Saved data entries
********

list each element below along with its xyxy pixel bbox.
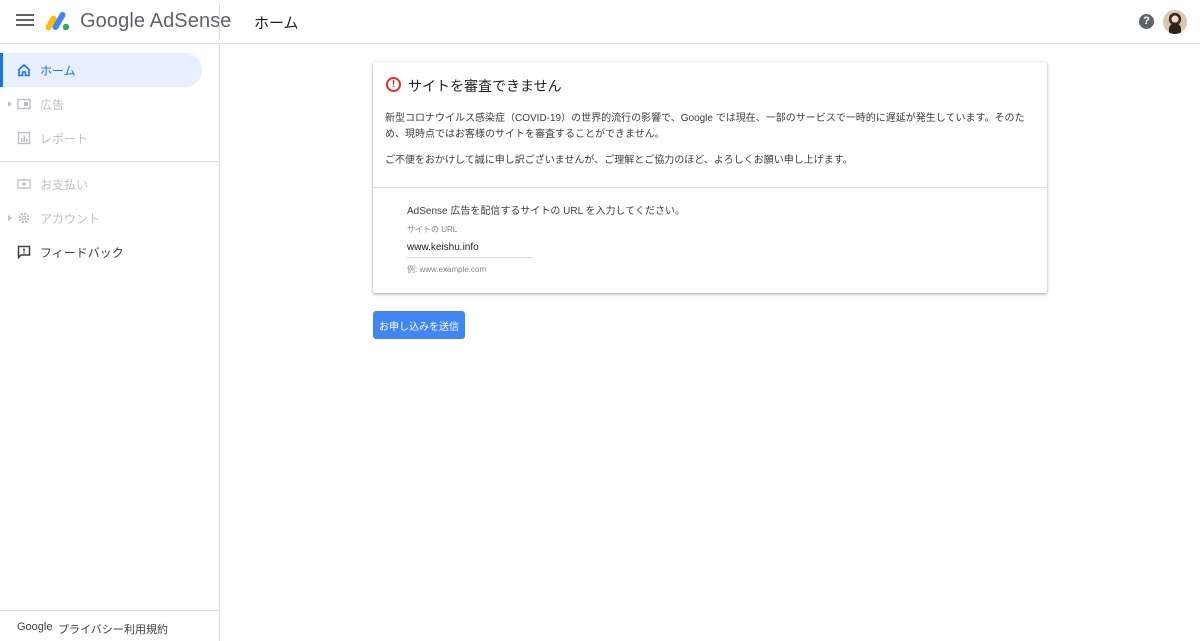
help-icon[interactable]: ? [1139, 14, 1154, 29]
sidebar: ホーム 広告 レポート お支払い アカウント フィードバック Google プラ… [0, 44, 220, 641]
card-title: サイトを審査できません [408, 78, 562, 94]
footer-privacy-link[interactable]: プライバシー [58, 621, 124, 637]
gear-icon [18, 212, 30, 224]
error-icon: ! [386, 77, 401, 92]
hamburger-menu-icon[interactable] [16, 12, 34, 30]
notice-text: 新型コロナウイルス感染症（COVID-19）の世界的流行の影響で、Google … [385, 113, 1025, 140]
sidebar-item-label: お支払い [40, 177, 89, 192]
avatar[interactable] [1163, 10, 1187, 34]
page-title: ホーム [254, 15, 299, 32]
payments-icon [17, 179, 31, 189]
apology-text: ご不便をおかけして誠に申し訳ございませんが、ご理解とご協力のほど、よろしくお願い… [385, 155, 853, 166]
sidebar-item-reports[interactable]: レポート [0, 121, 202, 155]
sidebar-item-ads[interactable]: 広告 [0, 87, 202, 121]
sidebar-item-label: フィードバック [40, 245, 124, 260]
top-app-bar: Google AdSense ホーム ? [0, 0, 1200, 44]
brand-name: Google AdSense [80, 10, 232, 32]
url-field-hint: 例: www.example.com [407, 265, 487, 274]
url-prompt: AdSense 広告を配信するサイトの URL を入力してください。 [407, 206, 685, 217]
submit-application-button[interactable]: お申し込みを送信 [373, 311, 465, 339]
sidebar-item-label: 広告 [40, 97, 65, 112]
footer-google-link[interactable]: Google [17, 621, 52, 633]
sidebar-item-account[interactable]: アカウント [0, 201, 202, 235]
sidebar-item-feedback[interactable]: フィードバック [0, 235, 202, 269]
header-divider [219, 4, 220, 40]
card-divider [373, 187, 1047, 188]
sidebar-footer: Google プライバシー 利用規約 [0, 610, 219, 641]
sidebar-item-label: レポート [40, 131, 89, 146]
sidebar-item-payments[interactable]: お支払い [0, 167, 202, 201]
home-icon [18, 63, 30, 77]
feedback-icon [17, 245, 31, 259]
expand-arrow-icon [8, 215, 12, 221]
site-review-card: ! サイトを審査できません 新型コロナウイルス感染症（COVID-19）の世界的… [373, 62, 1047, 293]
sidebar-item-label: ホーム [40, 63, 76, 78]
report-icon [17, 131, 31, 145]
sidebar-item-label: アカウント [40, 211, 101, 226]
sidebar-divider [0, 161, 219, 162]
adsense-logo-icon [46, 11, 70, 31]
ads-icon [17, 98, 31, 110]
site-url-input[interactable] [407, 238, 533, 258]
footer-terms-link[interactable]: 利用規約 [124, 621, 168, 637]
sidebar-item-home[interactable]: ホーム [0, 53, 202, 87]
expand-arrow-icon [8, 101, 12, 107]
url-field-label: サイトの URL [407, 225, 458, 234]
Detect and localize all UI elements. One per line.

********

▸ THE TASK
Write out all the rows again with each "sidebar-item-label" changed to "nav-label" and everything else kept the same. Don't include the pictures.

▸ ANSWER TO THE EXERCISE
list each element below along with its xyxy pixel bbox.
help-icon[interactable]: ? [1139, 14, 1154, 29]
sidebar: ホーム 広告 レポート お支払い アカウント フィードバック Google プラ… [0, 44, 220, 641]
card-title: サイトを審査できません [408, 78, 562, 94]
footer-privacy-link[interactable]: プライバシー [58, 621, 124, 637]
gear-icon [18, 212, 30, 224]
error-icon: ! [386, 77, 401, 92]
hamburger-menu-icon[interactable] [16, 12, 34, 30]
notice-text: 新型コロナウイルス感染症（COVID-19）の世界的流行の影響で、Google … [385, 113, 1025, 140]
nav-label: お支払い [40, 177, 89, 192]
avatar[interactable] [1163, 10, 1187, 34]
page-title: ホーム [254, 15, 299, 32]
payments-icon [17, 179, 31, 189]
apology-text: ご不便をおかけして誠に申し訳ございませんが、ご理解とご協力のほど、よろしくお願い… [385, 155, 853, 166]
sidebar-item-reports[interactable]: レポート [0, 121, 202, 155]
sidebar-item-ads[interactable]: 広告 [0, 87, 202, 121]
nav-label: フィードバック [40, 245, 124, 260]
top-app-bar: Google AdSense ホーム ? [0, 0, 1200, 44]
brand-name: Google AdSense [80, 10, 232, 32]
url-field-hint: 例: www.example.com [407, 265, 487, 274]
url-prompt: AdSense 広告を配信するサイトの URL を入力してください。 [407, 206, 685, 217]
submit-application-button[interactable]: お申し込みを送信 [373, 311, 465, 339]
nav-label: 広告 [40, 97, 65, 112]
footer-google-link[interactable]: Google [17, 621, 52, 633]
sidebar-item-account[interactable]: アカウント [0, 201, 202, 235]
sidebar-item-feedback[interactable]: フィードバック [0, 235, 202, 269]
header-divider [219, 4, 220, 40]
card-divider [373, 187, 1047, 188]
sidebar-footer: Google プライバシー 利用規約 [0, 610, 219, 641]
nav-label: レポート [40, 131, 89, 146]
sidebar-item-payments[interactable]: お支払い [0, 167, 202, 201]
home-icon [18, 63, 30, 77]
feedback-icon [17, 245, 31, 259]
expand-arrow-icon [8, 215, 12, 221]
site-review-card: ! サイトを審査できません 新型コロナウイルス感染症（COVID-19）の世界的… [373, 62, 1047, 293]
nav-label: ホーム [40, 63, 76, 78]
report-icon [17, 131, 31, 145]
nav-label: アカウント [40, 211, 101, 226]
sidebar-divider [0, 161, 219, 162]
adsense-logo-icon [46, 11, 70, 31]
ads-icon [17, 98, 31, 110]
site-url-input[interactable] [407, 238, 533, 258]
footer-terms-link[interactable]: 利用規約 [124, 621, 168, 637]
sidebar-item-home[interactable]: ホーム [0, 53, 202, 87]
expand-arrow-icon [8, 101, 12, 107]
url-field-label: サイトの URL [407, 225, 458, 234]
Detect and localize all UI elements. One per line.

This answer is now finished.